Work to be completed
Your job is to write out each record precisely as it stands.

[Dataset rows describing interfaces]
*****

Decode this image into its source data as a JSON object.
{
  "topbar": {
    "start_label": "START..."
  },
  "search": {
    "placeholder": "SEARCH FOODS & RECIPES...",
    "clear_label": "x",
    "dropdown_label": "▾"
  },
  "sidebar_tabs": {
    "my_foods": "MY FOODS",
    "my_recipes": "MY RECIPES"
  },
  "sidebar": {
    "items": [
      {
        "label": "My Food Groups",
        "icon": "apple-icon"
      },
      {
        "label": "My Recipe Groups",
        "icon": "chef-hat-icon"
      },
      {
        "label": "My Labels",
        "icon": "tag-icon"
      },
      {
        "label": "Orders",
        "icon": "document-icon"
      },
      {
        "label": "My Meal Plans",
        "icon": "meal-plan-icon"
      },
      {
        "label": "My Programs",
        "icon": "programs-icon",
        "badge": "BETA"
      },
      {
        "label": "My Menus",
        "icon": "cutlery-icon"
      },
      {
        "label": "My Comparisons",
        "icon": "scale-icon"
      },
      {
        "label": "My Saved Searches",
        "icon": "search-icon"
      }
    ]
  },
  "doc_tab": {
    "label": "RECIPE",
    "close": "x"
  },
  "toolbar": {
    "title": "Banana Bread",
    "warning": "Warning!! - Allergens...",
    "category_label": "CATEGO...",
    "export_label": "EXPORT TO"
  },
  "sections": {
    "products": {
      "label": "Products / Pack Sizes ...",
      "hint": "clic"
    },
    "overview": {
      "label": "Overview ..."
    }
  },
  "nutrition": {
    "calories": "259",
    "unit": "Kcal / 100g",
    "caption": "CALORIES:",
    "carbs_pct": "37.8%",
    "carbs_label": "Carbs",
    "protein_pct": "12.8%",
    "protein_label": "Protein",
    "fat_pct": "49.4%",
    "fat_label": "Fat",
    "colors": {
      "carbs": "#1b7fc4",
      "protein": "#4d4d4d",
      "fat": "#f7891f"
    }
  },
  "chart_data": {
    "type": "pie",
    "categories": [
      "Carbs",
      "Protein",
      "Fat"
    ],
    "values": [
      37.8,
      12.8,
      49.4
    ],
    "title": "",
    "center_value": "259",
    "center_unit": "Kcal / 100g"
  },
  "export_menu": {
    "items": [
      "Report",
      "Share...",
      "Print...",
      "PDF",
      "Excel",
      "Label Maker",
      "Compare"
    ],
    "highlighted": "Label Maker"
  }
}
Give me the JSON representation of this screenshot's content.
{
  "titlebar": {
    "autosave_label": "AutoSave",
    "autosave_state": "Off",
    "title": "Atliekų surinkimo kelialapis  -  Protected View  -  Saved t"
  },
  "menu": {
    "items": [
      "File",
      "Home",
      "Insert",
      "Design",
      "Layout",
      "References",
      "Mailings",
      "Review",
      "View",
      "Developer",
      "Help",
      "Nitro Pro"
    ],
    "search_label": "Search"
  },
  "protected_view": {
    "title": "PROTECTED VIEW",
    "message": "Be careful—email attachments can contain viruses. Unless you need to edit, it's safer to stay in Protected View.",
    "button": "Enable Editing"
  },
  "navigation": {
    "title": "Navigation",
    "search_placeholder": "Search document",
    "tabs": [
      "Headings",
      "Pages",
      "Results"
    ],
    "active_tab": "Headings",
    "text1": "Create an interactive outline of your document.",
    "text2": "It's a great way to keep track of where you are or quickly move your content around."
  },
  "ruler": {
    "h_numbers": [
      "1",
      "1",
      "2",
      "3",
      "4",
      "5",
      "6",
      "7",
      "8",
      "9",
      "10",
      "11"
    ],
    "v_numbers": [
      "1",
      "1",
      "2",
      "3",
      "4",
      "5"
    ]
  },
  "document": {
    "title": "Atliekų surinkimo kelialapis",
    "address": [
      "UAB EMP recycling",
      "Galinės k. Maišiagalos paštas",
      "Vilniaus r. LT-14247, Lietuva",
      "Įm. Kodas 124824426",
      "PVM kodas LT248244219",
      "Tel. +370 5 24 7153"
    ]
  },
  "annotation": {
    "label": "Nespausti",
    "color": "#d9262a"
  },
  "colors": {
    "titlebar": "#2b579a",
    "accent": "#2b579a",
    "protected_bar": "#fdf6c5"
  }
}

*****

Task output
Decode this image into its source data as a JSON object.
{
  "topbar": {
    "start_label": "START..."
  },
  "search": {
    "placeholder": "SEARCH FOODS & RECIPES...",
    "clear_label": "x",
    "dropdown_label": "▾"
  },
  "sidebar_tabs": {
    "my_foods": "MY FOODS",
    "my_recipes": "MY RECIPES"
  },
  "sidebar": {
    "items": [
      {
        "label": "My Food Groups",
        "icon": "apple-icon"
      },
      {
        "label": "My Recipe Groups",
        "icon": "chef-hat-icon"
      },
      {
        "label": "My Labels",
        "icon": "tag-icon"
      },
      {
        "label": "Orders",
        "icon": "document-icon"
      },
      {
        "label": "My Meal Plans",
        "icon": "meal-plan-icon"
      },
      {
        "label": "My Programs",
        "icon": "programs-icon",
        "badge": "BETA"
      },
      {
        "label": "My Menus",
        "icon": "cutlery-icon"
      },
      {
        "label": "My Comparisons",
        "icon": "scale-icon"
      },
      {
        "label": "My Saved Searches",
        "icon": "search-icon"
      }
    ]
  },
  "doc_tab": {
    "label": "RECIPE",
    "close": "x"
  },
  "toolbar": {
    "title": "Banana Bread",
    "warning": "Warning!! - Allergens...",
    "category_label": "CATEGO...",
    "export_label": "EXPORT TO"
  },
  "sections": {
    "products": {
      "label": "Products / Pack Sizes ...",
      "hint": "clic"
    },
    "overview": {
      "label": "Overview ..."
    }
  },
  "nutrition": {
    "calories": "259",
    "unit": "Kcal / 100g",
    "caption": "CALORIES:",
    "carbs_pct": "37.8%",
    "carbs_label": "Carbs",
    "protein_pct": "12.8%",
    "protein_label": "Protein",
    "fat_pct": "49.4%",
    "fat_label": "Fat",
    "colors": {
      "carbs": "#1b7fc4",
      "protein": "#4d4d4d",
      "fat": "#f7891f"
    }
  },
  "chart_data": {
    "type": "pie",
    "categories": [
      "Carbs",
      "Protein",
      "Fat"
    ],
    "values": [
      37.8,
      12.8,
      49.4
    ],
    "title": "",
    "center_value": "259",
    "center_unit": "Kcal / 100g"
  },
  "export_menu": {
    "items": [
      "Report",
      "Share...",
      "Print...",
      "PDF",
      "Excel",
      "Label Maker",
      "Compare"
    ],
    "highlighted": "Label Maker"
  }
}
Give me the JSON representation of this screenshot's content.
{
  "titlebar": {
    "autosave_label": "AutoSave",
    "autosave_state": "Off",
    "title": "Atliekų surinkimo kelialapis  -  Protected View  -  Saved t"
  },
  "menu": {
    "items": [
      "File",
      "Home",
      "Insert",
      "Design",
      "Layout",
      "References",
      "Mailings",
      "Review",
      "View",
      "Developer",
      "Help",
      "Nitro Pro"
    ],
    "search_label": "Search"
  },
  "protected_view": {
    "title": "PROTECTED VIEW",
    "message": "Be careful—email attachments can contain viruses. Unless you need to edit, it's safer to stay in Protected View.",
    "button": "Enable Editing"
  },
  "navigation": {
    "title": "Navigation",
    "search_placeholder": "Search document",
    "tabs": [
      "Headings",
      "Pages",
      "Results"
    ],
    "active_tab": "Headings",
    "text1": "Create an interactive outline of your document.",
    "text2": "It's a great way to keep track of where you are or quickly move your content around."
  },
  "ruler": {
    "h_numbers": [
      "1",
      "1",
      "2",
      "3",
      "4",
      "5",
      "6",
      "7",
      "8",
      "9",
      "10",
      "11"
    ],
    "v_numbers": [
      "1",
      "1",
      "2",
      "3",
      "4",
      "5"
    ]
  },
  "document": {
    "title": "Atliekų surinkimo kelialapis",
    "address": [
      "UAB EMP recycling",
      "Galinės k. Maišiagalos paštas",
      "Vilniaus r. LT-14247, Lietuva",
      "Įm. Kodas 124824426",
      "PVM kodas LT248244219",
      "Tel. +370 5 24 7153"
    ]
  },
  "annotation": {
    "label": "Nespausti",
    "color": "#d9262a"
  },
  "colors": {
    "titlebar": "#2b579a",
    "accent": "#2b579a",
    "protected_bar": "#fdf6c5"
  }
}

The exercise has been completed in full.